__THE TASK__.
Go through the records and copy each line where the word "this" occurs.

__DATASET__.
▼▼▼

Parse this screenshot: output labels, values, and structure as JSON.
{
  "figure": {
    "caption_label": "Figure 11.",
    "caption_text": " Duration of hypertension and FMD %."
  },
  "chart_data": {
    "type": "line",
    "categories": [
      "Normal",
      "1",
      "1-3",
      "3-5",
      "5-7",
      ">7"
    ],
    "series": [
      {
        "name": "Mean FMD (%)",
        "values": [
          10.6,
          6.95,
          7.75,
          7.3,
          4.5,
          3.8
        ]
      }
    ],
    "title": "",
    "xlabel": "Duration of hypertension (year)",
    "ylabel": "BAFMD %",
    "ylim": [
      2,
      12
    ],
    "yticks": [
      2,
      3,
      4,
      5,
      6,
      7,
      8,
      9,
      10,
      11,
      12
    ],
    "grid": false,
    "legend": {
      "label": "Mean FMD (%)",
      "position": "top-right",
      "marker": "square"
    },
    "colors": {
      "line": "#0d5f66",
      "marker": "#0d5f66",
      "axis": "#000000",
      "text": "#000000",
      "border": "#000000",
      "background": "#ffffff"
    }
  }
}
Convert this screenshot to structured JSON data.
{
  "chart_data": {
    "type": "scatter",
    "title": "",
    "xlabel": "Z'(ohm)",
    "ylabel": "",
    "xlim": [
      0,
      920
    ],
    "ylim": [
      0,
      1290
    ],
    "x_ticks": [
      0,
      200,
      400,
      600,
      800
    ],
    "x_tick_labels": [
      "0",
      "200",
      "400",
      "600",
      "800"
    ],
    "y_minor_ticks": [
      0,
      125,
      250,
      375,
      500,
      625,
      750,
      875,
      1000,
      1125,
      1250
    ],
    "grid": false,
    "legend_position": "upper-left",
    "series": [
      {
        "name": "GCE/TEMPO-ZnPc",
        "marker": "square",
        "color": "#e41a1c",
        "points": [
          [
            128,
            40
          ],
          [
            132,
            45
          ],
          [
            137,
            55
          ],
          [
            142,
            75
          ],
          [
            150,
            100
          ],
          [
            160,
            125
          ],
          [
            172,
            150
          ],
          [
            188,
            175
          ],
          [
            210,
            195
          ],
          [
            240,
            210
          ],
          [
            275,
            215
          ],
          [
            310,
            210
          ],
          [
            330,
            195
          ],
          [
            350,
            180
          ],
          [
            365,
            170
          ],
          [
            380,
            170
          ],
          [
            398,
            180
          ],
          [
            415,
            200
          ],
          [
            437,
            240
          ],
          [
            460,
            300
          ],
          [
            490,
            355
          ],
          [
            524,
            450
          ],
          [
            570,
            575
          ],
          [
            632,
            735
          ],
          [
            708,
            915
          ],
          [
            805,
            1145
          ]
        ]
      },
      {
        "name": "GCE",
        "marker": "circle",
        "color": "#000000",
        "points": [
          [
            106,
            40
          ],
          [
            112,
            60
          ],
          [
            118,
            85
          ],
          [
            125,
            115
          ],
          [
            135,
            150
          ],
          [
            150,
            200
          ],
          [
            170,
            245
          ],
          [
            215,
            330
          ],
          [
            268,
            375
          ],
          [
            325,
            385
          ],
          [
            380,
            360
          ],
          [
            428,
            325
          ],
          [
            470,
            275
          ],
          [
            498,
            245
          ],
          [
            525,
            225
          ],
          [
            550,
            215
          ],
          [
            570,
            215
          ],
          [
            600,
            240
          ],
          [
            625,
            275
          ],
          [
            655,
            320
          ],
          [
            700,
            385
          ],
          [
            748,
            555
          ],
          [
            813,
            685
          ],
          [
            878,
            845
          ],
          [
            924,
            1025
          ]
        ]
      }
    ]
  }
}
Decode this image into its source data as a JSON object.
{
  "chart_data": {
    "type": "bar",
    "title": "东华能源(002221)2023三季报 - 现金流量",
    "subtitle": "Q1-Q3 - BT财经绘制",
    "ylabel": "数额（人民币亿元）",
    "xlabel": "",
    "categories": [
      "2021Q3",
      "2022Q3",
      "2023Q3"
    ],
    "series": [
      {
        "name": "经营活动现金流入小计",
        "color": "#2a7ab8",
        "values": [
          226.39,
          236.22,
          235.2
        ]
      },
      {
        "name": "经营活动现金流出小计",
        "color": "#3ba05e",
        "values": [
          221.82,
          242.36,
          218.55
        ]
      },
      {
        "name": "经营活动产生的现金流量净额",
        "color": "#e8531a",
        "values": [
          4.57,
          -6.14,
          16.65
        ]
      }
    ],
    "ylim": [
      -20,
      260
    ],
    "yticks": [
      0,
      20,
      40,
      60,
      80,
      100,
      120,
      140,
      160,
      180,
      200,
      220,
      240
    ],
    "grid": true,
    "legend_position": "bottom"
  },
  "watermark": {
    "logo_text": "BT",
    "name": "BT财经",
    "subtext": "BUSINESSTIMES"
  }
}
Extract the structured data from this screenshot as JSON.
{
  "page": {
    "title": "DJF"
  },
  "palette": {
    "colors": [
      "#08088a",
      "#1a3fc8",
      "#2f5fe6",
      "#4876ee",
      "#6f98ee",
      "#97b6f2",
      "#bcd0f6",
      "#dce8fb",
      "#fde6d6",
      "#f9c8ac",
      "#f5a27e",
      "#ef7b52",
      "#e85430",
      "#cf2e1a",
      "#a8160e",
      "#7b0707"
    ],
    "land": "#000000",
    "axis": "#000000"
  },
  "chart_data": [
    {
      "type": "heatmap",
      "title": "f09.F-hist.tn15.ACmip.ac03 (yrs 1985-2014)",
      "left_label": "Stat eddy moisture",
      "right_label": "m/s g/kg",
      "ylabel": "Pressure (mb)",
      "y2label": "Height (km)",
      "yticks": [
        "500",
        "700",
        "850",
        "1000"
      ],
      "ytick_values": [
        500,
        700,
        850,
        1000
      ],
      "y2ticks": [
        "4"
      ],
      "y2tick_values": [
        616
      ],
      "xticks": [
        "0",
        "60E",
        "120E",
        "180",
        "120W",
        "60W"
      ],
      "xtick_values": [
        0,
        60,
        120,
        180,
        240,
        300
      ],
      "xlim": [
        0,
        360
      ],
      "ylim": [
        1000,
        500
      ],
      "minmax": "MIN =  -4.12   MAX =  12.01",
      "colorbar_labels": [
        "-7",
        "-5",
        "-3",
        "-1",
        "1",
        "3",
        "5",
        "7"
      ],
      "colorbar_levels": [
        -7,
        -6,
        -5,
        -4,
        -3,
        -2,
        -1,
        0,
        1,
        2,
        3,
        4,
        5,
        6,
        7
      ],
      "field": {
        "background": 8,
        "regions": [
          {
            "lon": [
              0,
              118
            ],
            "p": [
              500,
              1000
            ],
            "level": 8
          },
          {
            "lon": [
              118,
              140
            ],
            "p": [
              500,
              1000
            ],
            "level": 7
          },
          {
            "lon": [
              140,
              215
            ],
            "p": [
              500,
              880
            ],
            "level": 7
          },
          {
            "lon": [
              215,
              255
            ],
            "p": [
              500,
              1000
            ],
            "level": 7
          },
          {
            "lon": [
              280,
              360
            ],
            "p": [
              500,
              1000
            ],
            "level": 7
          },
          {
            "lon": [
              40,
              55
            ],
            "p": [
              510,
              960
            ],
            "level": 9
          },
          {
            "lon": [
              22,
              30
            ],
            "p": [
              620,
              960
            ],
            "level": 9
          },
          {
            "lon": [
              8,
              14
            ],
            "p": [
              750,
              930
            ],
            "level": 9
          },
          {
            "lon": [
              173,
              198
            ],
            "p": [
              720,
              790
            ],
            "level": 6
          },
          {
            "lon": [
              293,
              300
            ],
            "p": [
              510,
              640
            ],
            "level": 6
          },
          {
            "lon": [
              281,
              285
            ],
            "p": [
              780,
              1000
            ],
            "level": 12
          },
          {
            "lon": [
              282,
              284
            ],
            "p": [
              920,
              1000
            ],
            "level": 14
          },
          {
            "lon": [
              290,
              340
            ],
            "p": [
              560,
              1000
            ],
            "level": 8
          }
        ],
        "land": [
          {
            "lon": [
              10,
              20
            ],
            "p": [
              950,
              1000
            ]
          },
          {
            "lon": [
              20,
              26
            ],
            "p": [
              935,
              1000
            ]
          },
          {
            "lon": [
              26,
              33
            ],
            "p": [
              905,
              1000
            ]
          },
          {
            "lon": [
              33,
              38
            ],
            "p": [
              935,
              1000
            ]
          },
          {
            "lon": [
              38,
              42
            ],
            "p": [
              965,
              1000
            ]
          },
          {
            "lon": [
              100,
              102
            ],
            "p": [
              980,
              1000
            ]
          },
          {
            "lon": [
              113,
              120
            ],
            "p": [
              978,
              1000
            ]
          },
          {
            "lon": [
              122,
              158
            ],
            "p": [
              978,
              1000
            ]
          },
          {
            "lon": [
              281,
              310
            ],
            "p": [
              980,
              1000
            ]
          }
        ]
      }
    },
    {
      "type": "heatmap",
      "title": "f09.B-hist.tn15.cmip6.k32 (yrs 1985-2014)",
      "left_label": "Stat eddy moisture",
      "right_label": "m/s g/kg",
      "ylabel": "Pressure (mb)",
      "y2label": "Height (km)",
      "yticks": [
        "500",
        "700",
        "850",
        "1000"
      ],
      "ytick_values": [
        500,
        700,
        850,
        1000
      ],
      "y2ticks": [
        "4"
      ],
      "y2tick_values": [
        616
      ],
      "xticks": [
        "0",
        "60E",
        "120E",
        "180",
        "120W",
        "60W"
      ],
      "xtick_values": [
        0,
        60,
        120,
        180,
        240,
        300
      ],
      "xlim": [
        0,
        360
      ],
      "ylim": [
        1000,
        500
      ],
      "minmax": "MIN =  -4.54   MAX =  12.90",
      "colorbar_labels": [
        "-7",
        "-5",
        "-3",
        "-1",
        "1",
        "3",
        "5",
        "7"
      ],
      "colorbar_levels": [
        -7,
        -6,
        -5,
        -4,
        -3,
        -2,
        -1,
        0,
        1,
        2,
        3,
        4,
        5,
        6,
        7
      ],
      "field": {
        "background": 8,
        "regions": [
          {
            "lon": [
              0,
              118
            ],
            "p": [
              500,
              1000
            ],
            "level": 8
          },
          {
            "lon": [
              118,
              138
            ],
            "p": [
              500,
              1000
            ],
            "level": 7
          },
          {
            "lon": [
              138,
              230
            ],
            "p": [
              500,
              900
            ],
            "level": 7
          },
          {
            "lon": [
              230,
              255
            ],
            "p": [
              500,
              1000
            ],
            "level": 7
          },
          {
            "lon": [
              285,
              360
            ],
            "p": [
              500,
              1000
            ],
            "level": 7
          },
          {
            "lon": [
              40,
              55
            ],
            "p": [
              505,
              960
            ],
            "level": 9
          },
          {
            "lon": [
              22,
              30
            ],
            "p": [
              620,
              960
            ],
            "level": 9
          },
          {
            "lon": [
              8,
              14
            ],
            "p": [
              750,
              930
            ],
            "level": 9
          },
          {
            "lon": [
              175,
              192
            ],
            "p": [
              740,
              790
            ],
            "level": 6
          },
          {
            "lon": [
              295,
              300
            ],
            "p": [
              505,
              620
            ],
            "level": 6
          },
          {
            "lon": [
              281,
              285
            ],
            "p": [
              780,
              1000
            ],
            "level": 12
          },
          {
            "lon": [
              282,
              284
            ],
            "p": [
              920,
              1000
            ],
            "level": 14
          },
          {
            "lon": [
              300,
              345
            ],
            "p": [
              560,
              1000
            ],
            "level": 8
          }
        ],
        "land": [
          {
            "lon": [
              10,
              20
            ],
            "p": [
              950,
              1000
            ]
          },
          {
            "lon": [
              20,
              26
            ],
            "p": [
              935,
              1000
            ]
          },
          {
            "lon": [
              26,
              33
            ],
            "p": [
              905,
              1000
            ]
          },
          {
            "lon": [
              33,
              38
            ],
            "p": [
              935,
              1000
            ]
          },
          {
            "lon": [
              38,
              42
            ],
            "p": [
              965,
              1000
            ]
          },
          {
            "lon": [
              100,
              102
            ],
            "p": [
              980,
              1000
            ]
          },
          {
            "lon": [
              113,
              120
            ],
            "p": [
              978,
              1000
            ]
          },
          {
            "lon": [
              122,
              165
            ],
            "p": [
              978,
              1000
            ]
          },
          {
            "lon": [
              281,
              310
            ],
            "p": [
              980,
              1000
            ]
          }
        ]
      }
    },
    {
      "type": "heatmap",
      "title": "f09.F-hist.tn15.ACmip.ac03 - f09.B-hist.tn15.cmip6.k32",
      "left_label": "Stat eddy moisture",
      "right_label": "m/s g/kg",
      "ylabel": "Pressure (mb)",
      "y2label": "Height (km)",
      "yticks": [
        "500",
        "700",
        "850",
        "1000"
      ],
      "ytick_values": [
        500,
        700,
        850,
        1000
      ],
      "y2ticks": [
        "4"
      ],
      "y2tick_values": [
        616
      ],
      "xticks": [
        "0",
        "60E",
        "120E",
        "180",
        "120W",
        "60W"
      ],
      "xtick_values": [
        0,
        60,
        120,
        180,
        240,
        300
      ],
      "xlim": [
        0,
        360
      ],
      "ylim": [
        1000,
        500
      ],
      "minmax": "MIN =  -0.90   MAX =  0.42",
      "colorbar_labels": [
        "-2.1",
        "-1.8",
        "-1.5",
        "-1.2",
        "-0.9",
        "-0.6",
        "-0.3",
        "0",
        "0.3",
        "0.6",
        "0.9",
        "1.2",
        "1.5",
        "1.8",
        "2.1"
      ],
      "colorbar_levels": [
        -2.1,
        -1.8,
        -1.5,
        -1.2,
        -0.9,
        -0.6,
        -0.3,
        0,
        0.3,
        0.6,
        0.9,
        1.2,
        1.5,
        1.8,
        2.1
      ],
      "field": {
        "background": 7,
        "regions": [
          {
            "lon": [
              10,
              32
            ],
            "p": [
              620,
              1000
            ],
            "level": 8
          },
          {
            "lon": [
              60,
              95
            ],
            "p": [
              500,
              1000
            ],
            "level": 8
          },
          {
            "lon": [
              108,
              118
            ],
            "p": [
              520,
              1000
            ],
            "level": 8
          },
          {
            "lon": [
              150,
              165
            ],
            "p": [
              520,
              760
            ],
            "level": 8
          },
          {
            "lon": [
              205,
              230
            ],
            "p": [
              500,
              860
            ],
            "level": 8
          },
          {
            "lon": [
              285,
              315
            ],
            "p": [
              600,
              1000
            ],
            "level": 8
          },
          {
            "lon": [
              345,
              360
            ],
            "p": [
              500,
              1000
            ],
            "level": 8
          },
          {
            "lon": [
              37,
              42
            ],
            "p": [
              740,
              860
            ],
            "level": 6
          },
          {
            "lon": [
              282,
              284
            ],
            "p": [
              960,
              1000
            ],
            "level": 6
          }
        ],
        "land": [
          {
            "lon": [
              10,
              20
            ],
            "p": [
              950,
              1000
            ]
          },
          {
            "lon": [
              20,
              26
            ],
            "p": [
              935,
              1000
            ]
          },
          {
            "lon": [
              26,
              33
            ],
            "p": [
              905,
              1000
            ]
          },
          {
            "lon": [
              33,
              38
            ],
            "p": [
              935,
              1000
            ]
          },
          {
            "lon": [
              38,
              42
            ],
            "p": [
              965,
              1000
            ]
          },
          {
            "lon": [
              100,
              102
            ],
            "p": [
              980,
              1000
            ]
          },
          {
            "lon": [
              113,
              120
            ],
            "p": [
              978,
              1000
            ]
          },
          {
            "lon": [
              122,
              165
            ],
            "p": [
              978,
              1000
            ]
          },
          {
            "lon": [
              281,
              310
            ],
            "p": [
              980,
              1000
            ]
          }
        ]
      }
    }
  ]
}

▲▲▲

__CORRECT OUTPUT__.
Parse this screenshot: output labels, values, and structure as JSON.
Convert this screenshot to structured JSON data.
Decode this image into its source data as a JSON object.
Extract the structured data from this screenshot as JSON.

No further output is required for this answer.